Given task – In the records below, find each line with the word "Output" and copy it.

Material –
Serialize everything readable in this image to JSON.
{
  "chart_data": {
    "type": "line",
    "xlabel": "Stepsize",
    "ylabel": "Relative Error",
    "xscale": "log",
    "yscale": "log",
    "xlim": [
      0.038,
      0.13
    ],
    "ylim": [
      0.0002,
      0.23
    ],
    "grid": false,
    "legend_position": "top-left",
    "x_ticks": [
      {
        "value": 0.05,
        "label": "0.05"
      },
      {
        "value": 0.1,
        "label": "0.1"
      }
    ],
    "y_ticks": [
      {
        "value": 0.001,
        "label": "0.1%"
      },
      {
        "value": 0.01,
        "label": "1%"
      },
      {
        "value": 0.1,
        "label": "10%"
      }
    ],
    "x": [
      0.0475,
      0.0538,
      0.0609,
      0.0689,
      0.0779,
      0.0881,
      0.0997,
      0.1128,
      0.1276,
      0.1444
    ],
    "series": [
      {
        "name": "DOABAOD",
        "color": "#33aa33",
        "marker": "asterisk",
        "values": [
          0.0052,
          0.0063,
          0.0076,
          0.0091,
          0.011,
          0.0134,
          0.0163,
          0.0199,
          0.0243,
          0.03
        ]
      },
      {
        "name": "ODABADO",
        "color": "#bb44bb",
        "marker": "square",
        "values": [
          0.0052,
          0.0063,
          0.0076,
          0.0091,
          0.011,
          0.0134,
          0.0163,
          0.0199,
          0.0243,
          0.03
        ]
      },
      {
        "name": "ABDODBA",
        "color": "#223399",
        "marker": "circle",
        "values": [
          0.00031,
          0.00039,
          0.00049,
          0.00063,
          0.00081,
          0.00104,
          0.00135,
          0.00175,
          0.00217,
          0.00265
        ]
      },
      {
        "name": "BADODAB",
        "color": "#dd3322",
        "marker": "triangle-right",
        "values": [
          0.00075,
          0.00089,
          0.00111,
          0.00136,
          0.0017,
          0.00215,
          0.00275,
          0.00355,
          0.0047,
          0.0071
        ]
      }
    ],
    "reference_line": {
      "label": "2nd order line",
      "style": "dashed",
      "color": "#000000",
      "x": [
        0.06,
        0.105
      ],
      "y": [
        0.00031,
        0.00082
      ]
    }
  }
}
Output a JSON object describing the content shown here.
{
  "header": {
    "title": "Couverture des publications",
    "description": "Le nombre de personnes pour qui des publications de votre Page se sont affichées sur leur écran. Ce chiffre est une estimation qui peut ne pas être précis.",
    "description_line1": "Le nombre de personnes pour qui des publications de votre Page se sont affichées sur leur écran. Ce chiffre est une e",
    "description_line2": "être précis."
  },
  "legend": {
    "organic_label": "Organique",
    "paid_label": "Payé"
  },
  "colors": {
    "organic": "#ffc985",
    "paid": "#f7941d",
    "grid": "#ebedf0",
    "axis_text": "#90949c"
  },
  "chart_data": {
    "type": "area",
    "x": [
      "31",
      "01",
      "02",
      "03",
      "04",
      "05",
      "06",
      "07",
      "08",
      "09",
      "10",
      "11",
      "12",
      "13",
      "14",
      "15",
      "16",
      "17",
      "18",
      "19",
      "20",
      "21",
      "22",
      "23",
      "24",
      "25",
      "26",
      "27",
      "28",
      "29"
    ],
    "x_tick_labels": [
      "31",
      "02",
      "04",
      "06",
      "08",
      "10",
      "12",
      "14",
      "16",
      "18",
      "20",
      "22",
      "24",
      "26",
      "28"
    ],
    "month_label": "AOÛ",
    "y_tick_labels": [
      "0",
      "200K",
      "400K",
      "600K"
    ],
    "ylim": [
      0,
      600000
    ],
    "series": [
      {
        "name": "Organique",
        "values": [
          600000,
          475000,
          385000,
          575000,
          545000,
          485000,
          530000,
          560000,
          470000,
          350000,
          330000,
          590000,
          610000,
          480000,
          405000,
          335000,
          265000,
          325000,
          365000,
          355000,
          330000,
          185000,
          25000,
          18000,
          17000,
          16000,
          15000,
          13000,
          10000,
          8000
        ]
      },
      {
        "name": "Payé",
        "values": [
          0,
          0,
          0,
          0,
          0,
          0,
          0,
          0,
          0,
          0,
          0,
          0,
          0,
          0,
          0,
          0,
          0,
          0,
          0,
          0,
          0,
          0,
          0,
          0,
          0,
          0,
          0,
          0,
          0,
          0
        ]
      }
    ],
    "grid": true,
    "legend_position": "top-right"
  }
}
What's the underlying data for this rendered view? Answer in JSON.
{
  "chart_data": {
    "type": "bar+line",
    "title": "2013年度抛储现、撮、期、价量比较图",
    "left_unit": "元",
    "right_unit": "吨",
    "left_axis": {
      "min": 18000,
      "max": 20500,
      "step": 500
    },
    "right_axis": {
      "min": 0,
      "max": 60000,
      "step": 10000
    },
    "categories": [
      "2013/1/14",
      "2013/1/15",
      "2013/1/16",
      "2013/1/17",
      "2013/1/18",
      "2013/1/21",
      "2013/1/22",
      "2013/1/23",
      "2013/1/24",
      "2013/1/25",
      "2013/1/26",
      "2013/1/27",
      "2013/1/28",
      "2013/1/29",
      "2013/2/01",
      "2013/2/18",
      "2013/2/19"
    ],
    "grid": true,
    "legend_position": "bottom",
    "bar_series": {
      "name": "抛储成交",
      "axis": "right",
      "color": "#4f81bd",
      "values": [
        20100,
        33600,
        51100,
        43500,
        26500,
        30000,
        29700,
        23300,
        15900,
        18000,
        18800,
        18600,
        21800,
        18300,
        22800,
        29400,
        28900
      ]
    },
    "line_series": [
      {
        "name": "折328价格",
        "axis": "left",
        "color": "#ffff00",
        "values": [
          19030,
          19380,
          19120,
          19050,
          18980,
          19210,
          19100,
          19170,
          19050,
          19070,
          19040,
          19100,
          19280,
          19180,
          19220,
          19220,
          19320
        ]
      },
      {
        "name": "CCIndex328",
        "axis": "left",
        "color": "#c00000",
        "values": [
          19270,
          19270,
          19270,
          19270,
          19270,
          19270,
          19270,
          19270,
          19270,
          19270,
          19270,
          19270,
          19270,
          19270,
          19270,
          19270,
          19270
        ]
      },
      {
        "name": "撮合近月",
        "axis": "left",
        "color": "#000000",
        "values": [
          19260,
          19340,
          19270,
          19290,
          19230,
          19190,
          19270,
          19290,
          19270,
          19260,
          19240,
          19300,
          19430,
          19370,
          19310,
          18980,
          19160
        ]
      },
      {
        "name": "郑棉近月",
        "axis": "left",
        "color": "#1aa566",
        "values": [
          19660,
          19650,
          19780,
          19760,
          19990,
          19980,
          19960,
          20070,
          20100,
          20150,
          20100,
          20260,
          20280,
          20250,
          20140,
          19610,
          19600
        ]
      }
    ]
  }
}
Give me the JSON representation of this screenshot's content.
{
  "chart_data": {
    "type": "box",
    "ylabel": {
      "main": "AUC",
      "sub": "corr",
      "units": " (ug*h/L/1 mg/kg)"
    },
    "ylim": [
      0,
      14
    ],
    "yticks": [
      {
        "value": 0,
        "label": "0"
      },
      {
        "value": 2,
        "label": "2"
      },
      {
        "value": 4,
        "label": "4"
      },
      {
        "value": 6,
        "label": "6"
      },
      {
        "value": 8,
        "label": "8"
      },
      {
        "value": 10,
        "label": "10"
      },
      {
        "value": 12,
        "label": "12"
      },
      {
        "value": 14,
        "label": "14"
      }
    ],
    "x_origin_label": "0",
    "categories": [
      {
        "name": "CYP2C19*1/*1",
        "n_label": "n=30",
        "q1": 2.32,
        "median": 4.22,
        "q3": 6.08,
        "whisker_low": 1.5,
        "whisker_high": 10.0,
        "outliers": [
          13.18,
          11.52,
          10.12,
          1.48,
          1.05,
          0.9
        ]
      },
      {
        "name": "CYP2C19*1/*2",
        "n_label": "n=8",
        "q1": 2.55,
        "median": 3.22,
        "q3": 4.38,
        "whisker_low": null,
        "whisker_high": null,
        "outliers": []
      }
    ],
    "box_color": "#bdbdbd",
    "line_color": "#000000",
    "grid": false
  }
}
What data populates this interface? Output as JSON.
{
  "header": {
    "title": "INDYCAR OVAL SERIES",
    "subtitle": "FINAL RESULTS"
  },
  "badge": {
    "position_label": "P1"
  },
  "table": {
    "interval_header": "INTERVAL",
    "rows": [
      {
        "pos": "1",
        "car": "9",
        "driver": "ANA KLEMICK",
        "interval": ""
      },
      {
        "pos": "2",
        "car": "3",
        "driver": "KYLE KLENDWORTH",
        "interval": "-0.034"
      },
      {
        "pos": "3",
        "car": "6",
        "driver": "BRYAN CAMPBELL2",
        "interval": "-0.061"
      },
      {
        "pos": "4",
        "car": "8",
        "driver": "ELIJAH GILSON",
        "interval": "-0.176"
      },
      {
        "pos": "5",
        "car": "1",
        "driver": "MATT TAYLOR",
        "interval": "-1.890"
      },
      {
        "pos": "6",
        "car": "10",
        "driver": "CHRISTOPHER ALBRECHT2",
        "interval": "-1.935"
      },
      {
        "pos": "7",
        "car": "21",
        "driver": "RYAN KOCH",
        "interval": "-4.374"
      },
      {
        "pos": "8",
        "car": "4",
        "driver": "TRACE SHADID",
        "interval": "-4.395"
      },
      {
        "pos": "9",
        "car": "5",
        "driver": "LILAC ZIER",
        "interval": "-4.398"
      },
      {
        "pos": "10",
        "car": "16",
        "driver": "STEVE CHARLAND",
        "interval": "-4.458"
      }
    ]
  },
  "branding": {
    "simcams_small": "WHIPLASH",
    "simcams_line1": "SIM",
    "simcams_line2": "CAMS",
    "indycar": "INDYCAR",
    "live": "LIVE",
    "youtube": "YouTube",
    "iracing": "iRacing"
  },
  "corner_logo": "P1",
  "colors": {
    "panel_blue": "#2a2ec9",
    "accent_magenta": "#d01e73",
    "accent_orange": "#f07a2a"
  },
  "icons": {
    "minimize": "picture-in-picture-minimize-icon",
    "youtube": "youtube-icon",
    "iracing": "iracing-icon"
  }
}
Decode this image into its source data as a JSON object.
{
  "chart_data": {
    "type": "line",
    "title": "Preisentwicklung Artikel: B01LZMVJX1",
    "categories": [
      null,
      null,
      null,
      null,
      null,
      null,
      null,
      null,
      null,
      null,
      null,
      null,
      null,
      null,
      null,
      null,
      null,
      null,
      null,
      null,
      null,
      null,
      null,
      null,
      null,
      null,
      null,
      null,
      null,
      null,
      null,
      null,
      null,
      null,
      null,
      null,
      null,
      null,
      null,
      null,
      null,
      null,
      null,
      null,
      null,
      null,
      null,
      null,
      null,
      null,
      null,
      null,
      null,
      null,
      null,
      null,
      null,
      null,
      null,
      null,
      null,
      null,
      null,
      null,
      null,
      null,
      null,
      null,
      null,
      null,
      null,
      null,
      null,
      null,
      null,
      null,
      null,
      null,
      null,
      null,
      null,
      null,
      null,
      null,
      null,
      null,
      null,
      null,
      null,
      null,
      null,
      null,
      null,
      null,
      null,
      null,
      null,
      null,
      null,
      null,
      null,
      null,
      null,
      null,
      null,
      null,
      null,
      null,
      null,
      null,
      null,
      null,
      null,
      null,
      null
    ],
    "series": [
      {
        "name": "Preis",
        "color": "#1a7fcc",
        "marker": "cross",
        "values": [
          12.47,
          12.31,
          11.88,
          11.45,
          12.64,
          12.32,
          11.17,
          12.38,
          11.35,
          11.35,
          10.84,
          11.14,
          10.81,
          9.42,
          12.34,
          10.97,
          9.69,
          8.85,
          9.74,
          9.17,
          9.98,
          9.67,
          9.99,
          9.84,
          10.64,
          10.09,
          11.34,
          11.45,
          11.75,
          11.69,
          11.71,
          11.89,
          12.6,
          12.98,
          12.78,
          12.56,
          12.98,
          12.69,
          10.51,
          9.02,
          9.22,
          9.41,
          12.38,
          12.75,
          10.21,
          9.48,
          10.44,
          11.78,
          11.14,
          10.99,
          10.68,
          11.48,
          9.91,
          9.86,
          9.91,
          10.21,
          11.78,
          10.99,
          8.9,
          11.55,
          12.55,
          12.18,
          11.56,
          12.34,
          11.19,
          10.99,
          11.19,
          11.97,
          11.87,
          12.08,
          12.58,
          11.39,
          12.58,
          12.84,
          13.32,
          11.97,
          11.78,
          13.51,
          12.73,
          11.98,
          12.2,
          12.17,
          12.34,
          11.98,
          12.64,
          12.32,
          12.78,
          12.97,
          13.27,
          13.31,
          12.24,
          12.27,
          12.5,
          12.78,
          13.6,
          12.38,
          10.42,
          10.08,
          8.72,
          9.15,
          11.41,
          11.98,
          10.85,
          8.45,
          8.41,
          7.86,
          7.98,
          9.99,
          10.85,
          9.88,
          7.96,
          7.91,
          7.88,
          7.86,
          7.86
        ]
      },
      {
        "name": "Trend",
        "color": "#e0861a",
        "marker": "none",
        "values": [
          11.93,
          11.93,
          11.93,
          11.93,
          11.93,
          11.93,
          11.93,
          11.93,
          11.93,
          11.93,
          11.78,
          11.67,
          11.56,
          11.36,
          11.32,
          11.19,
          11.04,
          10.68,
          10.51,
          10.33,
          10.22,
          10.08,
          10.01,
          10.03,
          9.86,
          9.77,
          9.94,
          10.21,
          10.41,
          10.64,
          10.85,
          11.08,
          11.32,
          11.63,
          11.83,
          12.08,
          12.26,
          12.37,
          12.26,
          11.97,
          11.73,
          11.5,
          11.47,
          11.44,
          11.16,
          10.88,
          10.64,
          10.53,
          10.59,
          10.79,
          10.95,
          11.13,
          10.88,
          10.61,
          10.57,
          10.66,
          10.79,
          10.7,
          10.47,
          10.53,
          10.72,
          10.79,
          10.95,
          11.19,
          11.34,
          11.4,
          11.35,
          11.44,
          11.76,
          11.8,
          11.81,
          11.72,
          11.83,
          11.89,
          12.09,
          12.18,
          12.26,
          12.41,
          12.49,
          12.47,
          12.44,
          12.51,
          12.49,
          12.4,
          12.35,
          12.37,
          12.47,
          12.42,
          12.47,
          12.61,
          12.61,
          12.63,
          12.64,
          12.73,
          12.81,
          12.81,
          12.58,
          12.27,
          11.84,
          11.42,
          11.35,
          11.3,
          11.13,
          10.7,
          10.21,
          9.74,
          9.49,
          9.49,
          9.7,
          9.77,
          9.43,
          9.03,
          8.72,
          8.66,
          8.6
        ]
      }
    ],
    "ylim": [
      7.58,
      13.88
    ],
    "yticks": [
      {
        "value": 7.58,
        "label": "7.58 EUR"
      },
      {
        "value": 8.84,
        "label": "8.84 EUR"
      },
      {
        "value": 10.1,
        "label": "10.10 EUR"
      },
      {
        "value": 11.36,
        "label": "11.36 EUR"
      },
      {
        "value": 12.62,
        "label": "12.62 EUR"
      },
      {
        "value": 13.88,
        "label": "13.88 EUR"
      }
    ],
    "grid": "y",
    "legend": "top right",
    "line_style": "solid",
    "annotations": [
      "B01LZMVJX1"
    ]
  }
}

Exercise result –
Output a JSON object describing the content shown here.
What data populates this interface? Output as JSON.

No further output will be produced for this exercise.